*WHAT TO WORK ON*. Copy out each line below that has the word "placeholder" in it.
>> begin RAW DATA
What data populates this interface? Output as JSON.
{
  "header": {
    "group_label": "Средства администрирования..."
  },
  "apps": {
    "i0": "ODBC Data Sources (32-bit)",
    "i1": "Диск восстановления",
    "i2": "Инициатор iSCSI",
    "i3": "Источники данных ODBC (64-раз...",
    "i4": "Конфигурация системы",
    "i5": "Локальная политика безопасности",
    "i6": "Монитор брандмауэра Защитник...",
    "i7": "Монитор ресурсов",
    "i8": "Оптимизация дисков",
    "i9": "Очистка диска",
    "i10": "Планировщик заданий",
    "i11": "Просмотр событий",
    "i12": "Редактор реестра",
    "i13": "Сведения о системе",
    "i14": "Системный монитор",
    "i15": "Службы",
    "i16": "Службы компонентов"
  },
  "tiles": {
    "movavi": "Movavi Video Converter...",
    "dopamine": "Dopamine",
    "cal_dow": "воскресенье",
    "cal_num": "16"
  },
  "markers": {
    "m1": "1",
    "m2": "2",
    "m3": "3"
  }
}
>> end RAW DATA
>> begin RAW DATA
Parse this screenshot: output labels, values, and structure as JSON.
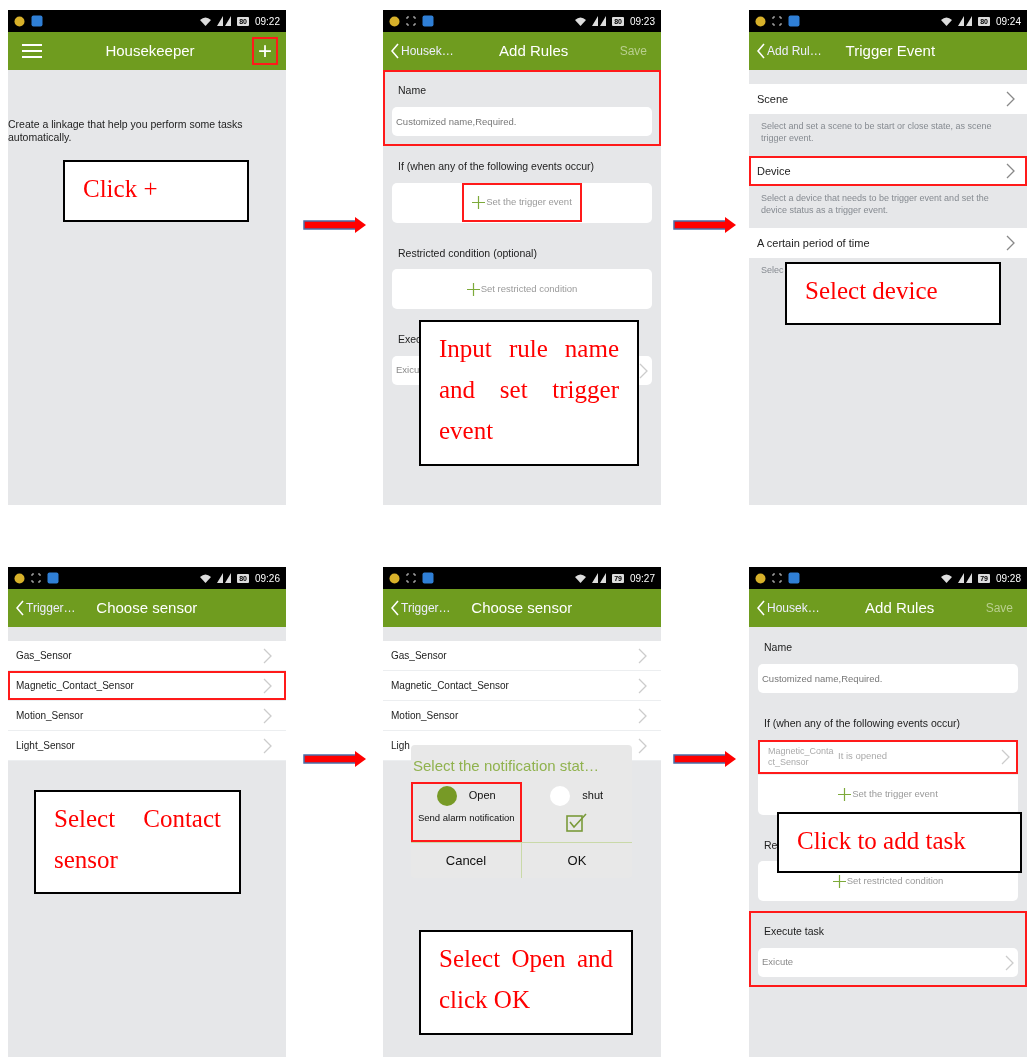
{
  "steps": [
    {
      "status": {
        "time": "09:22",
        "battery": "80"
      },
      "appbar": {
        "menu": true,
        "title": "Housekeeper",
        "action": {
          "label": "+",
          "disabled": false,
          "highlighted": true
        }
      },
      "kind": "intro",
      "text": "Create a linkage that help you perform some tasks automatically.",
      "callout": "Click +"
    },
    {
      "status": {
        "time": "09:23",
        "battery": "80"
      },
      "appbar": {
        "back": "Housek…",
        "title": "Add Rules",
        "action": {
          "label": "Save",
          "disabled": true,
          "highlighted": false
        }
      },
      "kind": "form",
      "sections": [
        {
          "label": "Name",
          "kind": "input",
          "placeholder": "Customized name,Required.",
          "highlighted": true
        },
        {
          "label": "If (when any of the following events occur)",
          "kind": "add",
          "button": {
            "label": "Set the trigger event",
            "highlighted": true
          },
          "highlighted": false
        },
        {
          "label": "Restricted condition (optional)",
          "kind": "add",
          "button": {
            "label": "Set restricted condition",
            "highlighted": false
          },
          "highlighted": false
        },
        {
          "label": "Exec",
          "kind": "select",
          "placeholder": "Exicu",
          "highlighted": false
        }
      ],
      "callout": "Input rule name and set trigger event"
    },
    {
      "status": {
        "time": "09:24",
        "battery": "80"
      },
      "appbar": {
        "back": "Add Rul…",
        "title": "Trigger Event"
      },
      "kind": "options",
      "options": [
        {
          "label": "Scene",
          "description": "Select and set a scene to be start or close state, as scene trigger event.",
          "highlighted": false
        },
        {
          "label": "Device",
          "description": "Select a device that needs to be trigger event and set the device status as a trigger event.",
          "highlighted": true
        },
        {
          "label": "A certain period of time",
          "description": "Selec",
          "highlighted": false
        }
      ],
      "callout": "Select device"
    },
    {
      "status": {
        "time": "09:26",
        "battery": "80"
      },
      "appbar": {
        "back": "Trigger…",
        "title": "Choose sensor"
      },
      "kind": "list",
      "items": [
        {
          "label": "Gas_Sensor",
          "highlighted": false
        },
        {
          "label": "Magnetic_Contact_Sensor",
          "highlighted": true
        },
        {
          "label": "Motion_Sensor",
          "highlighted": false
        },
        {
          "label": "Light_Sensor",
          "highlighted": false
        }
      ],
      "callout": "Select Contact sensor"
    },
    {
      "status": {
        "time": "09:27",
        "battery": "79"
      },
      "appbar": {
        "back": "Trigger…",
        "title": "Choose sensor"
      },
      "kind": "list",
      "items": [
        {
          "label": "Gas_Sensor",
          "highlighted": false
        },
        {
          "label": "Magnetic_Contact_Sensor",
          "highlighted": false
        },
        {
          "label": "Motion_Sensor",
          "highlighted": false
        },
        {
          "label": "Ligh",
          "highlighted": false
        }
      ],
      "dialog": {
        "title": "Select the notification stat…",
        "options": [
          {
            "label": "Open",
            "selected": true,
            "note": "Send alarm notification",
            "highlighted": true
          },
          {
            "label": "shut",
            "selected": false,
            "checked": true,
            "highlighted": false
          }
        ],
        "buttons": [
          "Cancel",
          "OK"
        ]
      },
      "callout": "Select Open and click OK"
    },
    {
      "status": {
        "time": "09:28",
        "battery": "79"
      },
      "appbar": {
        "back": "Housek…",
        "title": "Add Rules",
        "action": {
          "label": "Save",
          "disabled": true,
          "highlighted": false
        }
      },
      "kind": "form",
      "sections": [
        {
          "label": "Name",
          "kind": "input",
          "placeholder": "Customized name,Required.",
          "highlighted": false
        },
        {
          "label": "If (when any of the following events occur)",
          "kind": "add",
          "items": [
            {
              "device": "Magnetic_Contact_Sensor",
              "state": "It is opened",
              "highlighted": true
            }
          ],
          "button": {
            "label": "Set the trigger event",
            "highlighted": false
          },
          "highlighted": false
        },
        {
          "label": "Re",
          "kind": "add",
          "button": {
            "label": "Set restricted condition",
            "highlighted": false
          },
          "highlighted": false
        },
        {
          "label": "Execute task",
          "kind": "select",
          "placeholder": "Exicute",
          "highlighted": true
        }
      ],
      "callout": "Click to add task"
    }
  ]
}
>> end RAW DATA
*EXERCISE OUTPUT*.
          "placeholder": "Customized name,Required.",
          "placeholder": "Exicu",
          "placeholder": "Customized name,Required.",
          "placeholder": "Exicute",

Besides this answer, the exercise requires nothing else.